(Dataset records)
--*--
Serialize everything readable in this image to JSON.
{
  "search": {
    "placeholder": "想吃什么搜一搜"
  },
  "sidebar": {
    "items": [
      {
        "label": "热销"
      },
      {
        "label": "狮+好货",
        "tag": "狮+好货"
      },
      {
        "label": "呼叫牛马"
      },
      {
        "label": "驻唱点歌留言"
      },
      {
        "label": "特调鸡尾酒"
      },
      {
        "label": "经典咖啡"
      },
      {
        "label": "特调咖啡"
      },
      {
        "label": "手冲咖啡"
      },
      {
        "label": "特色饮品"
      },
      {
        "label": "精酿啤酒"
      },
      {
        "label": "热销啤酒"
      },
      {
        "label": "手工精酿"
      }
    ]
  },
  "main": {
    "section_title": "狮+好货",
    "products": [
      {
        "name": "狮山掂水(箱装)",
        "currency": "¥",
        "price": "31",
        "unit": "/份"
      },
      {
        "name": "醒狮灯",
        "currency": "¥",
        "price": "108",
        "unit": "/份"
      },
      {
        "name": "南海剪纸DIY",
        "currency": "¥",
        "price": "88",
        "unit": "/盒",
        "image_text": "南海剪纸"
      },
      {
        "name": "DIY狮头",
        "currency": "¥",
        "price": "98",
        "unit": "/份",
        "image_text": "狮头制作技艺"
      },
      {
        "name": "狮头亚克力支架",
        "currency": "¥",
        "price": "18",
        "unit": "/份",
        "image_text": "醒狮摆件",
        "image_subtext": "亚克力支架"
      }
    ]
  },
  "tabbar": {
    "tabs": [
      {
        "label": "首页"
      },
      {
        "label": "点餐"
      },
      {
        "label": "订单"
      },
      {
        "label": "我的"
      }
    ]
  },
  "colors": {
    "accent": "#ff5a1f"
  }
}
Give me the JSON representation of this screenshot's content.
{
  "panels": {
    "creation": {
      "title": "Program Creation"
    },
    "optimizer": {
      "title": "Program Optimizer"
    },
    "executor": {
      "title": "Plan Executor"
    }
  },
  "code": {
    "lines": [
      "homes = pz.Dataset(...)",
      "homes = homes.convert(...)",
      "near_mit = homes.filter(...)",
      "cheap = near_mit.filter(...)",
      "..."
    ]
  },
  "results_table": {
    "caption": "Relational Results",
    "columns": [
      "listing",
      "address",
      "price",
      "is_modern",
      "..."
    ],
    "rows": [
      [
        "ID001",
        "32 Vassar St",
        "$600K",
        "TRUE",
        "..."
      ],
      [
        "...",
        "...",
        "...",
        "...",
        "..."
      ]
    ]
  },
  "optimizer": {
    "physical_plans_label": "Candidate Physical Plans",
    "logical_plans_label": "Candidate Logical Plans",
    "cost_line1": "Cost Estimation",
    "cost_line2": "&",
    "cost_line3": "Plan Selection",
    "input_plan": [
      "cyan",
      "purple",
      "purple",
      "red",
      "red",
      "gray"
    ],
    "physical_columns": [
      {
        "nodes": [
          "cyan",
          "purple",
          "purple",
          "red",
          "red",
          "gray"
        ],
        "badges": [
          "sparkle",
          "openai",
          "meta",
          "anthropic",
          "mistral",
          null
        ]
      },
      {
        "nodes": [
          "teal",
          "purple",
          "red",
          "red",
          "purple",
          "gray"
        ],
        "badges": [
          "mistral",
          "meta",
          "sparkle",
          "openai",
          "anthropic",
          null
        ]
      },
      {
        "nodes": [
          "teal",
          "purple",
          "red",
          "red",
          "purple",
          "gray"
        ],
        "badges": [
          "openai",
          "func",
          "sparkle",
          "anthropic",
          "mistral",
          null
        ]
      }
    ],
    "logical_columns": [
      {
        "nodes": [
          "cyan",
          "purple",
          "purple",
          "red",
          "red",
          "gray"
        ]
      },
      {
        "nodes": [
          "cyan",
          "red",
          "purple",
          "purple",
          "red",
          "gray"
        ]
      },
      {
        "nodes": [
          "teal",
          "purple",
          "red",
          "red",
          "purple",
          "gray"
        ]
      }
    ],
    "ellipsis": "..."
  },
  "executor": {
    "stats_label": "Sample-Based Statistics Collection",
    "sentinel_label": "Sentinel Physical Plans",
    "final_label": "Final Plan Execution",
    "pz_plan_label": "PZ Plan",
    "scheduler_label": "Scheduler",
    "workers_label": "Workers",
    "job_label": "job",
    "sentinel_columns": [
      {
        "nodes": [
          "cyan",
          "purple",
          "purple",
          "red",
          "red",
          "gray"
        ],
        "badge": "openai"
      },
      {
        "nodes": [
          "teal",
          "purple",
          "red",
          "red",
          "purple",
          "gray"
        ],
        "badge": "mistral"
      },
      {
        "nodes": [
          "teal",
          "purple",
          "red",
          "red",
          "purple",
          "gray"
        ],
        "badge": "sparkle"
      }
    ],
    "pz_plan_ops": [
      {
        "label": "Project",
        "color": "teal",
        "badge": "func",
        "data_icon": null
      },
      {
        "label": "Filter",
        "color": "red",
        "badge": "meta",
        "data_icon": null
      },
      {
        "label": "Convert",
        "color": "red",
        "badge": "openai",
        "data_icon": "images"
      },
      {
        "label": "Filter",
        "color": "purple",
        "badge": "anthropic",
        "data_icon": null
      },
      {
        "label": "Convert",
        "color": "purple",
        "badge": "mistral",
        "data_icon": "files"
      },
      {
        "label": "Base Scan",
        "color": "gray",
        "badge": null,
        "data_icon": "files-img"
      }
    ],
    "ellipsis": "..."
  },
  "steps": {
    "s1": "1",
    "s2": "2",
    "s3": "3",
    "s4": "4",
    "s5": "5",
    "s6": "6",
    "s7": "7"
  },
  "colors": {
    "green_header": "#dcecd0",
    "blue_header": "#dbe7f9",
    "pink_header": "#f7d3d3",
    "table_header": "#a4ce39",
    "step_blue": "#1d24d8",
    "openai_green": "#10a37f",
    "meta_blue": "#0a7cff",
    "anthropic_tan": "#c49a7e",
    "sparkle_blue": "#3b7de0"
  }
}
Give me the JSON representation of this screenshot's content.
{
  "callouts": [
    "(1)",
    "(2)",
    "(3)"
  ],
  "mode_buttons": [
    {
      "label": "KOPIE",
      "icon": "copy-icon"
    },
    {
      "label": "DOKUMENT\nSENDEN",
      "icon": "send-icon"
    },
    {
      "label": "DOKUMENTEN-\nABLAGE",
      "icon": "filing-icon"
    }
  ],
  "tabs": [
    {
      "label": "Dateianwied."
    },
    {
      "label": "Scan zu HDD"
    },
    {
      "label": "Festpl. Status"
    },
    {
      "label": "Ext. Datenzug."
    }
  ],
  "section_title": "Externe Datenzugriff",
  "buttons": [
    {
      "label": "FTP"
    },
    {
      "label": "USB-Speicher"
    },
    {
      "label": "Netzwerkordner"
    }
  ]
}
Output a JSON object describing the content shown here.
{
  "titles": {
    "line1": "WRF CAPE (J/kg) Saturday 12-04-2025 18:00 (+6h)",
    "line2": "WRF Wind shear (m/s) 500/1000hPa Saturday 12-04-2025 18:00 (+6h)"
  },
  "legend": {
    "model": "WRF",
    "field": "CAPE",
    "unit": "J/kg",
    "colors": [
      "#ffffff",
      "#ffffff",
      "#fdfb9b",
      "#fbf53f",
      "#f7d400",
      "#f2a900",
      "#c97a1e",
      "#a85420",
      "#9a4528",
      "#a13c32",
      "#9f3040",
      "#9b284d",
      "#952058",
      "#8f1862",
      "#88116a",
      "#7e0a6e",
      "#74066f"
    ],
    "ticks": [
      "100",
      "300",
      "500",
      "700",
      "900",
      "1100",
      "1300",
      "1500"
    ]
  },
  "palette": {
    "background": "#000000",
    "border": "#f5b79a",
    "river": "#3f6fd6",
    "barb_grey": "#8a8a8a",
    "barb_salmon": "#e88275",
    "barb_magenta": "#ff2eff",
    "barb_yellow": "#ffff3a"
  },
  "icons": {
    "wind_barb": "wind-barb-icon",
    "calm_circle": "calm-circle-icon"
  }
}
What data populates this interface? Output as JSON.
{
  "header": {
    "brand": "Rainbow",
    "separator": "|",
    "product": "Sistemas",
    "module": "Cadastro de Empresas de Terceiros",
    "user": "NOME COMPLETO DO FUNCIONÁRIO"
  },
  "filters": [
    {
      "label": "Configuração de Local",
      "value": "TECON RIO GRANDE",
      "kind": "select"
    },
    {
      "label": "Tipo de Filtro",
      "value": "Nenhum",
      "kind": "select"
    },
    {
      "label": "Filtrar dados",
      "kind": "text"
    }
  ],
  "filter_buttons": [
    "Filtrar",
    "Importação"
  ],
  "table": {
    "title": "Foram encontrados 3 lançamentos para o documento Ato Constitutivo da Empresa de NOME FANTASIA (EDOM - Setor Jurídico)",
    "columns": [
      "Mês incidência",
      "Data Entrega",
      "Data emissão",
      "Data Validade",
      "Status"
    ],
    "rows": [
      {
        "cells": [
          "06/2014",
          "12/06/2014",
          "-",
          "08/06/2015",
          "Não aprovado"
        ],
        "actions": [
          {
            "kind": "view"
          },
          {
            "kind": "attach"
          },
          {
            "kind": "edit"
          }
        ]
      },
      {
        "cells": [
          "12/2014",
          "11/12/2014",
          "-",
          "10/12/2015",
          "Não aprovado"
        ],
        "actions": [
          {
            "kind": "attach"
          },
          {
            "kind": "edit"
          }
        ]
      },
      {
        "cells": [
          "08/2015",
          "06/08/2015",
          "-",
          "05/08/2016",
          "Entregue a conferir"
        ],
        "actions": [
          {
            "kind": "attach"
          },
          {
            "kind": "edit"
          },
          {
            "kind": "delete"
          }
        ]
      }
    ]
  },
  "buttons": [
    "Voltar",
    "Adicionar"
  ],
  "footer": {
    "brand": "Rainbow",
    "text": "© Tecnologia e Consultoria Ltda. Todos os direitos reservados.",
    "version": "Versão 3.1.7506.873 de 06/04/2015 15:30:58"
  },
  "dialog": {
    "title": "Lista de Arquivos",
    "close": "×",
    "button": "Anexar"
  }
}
--*--
Scan the listing above. Collect all lines with the word "JSON".

Serialize everything readable in this image to JSON.
Give me the JSON representation of this screenshot's content.
Give me the JSON representation of this screenshot's content.
Output a JSON object describing the content shown here.
What data populates this interface? Output as JSON.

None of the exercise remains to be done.